Jun 30, 2021 - Politics & Policy

Passport applicants will be able to select gender without medical documentation

Members and allies of the LGBTQ community participate in the Pride Walk and Rally through downtown Washington, DC on June 12, 2021.
Members and allies of the LGBTQ community participate in the Pride Walk through downtown D.C. on June 12. Photo: Drew Angerer/Getty Images

Passport applicants will be able mark their self-identified gender without medical documentation, per a new State Department rule that is likely to be issued Wednesday, the New York Times reports.

Why it matters: The rule is set to be announced on the last day of Pride Month and marks the first step toward creating a gender marker on U.S. passports for individuals who identify as nonbinary, intersex or do not conform to gender roles, per the Times.

  • The process of officially implementing the rule for U.S. documents will take time to complete, the Times reports.
  • In the meantime, those who are applying for passports or proof of citizenship won't have to show medical certification if their stated gender does not match their other identified documents.

The big picture: Biden on the campaign trail said that he would push for expanded access to accurate identification documents, adding that without documented proof of their self-identified gender, transgender and nonbinary people risk being denied employment, housing and the right to vote.

  • Similar policies exist in Canada, Australia, Argentina, Nepal and New Zealand, per the Times.

Dataset entries
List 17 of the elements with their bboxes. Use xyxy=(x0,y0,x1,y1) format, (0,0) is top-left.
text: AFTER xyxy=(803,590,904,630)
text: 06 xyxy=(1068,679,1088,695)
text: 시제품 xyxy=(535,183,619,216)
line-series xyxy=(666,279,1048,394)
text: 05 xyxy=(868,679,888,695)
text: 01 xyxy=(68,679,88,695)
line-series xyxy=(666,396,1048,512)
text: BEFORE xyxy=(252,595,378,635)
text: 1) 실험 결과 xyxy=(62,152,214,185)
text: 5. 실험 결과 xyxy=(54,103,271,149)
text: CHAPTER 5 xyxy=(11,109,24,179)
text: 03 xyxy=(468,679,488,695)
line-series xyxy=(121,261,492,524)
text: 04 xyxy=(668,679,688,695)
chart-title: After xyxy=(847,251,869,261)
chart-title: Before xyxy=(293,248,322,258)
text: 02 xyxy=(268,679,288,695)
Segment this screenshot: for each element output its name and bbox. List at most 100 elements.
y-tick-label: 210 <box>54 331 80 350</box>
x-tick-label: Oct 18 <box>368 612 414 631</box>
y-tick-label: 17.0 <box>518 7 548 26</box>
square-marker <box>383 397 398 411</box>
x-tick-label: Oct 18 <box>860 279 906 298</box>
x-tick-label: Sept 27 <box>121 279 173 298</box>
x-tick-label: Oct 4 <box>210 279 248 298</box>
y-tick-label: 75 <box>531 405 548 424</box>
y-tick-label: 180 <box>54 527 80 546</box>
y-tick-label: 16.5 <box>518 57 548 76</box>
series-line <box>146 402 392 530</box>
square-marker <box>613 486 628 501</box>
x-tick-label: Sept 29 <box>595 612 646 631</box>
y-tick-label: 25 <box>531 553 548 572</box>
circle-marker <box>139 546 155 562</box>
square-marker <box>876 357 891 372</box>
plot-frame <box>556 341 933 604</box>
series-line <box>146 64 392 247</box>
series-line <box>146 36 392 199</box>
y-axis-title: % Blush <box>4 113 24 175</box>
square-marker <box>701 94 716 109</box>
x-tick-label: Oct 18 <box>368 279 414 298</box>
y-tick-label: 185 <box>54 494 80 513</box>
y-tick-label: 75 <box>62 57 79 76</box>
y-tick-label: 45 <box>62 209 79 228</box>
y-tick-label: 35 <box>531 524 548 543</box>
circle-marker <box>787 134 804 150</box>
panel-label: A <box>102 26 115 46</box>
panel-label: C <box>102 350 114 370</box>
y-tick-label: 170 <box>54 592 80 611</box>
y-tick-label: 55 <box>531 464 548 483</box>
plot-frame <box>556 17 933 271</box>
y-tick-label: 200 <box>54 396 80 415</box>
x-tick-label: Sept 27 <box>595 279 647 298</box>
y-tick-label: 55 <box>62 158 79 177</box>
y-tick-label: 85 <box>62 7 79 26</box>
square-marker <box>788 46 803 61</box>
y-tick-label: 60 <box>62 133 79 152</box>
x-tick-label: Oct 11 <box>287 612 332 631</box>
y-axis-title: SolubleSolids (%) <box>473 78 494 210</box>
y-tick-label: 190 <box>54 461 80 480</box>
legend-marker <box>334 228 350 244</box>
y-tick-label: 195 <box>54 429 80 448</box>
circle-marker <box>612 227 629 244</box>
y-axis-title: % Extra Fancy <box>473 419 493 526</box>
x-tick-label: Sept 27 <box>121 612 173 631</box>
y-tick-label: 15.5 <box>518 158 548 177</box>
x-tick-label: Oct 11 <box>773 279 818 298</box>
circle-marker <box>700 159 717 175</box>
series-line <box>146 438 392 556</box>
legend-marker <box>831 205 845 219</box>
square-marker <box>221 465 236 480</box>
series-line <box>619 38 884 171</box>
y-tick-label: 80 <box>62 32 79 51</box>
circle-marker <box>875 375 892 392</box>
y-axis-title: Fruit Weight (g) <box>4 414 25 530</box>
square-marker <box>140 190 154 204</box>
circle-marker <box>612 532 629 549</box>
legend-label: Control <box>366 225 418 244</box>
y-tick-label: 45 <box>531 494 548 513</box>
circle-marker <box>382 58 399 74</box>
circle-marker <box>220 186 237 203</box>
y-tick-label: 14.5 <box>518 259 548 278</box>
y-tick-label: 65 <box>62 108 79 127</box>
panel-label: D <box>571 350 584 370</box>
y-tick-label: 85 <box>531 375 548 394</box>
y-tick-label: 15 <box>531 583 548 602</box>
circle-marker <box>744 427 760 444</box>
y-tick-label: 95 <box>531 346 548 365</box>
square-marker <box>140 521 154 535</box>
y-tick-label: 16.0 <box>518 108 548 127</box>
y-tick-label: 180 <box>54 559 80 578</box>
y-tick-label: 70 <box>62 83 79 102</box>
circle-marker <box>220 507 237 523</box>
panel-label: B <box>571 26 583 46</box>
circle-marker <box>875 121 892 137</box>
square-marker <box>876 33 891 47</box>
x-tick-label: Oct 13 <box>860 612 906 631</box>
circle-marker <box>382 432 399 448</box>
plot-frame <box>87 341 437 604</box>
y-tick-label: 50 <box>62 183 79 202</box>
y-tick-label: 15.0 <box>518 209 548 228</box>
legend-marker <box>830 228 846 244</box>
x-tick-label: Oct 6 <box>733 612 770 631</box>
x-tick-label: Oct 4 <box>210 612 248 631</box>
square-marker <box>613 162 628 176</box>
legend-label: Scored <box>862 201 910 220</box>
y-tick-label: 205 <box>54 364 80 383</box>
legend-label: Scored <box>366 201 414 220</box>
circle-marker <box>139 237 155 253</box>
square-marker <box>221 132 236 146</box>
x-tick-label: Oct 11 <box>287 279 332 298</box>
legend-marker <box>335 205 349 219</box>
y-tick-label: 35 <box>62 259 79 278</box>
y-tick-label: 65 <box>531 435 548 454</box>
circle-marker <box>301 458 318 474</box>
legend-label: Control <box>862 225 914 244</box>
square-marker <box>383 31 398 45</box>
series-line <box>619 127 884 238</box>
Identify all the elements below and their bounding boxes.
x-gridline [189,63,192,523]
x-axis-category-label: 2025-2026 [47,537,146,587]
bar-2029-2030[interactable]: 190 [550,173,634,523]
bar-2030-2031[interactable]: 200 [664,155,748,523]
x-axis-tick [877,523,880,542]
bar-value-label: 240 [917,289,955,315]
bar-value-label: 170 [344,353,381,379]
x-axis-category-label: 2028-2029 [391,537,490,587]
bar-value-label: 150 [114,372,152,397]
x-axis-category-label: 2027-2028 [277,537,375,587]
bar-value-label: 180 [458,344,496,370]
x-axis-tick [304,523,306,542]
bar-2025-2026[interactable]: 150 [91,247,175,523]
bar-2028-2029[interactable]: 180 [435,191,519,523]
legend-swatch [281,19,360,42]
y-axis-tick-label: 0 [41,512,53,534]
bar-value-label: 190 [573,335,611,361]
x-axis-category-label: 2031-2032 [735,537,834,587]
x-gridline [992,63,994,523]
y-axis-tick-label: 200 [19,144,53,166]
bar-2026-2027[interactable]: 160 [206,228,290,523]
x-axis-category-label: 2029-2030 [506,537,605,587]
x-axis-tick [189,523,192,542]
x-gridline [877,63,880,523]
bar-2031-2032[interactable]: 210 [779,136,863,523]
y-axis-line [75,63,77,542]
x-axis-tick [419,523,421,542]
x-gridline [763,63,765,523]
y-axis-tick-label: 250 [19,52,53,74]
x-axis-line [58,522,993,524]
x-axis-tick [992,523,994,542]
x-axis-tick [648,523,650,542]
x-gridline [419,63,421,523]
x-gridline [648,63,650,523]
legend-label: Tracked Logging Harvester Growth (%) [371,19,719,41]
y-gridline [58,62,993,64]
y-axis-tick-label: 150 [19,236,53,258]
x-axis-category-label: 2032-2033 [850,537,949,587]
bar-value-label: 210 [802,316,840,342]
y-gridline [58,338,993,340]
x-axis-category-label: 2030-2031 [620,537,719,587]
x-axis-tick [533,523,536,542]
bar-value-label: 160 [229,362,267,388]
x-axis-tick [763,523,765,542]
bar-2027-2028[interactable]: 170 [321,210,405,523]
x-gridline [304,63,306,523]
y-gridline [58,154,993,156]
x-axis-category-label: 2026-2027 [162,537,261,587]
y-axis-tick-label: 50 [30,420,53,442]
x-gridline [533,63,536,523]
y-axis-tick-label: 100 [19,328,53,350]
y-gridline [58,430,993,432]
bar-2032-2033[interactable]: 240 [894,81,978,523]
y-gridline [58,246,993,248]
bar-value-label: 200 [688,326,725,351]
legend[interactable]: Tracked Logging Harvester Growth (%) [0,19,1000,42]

CHECK YOUR UNDERSTANDING
- A) In the passport article, transcribe everything from "Why it matters: The" down to "other identified documents.".
- B) According to the passport article, which countries already have similar policies?

SOLUTIONS TO EACH TASK
- A)
Why it matters: The rule is set to be announced on the last day of Pride Month and marks the first step toward creating a gender marker on U.S. passports for individuals who identify as nonbinary, intersex or do not conform to gender roles, per the Times.

  • The process of officially implementing the rule for U.S. documents will take time to complete, the Times reports.
  • In the meantime, those who are applying for passports or proof of citizenship won't have to show medical certification if their stated gender does not match their other identified documents.

- B) Canada, Australia, Argentina, Nepal and New Zealand.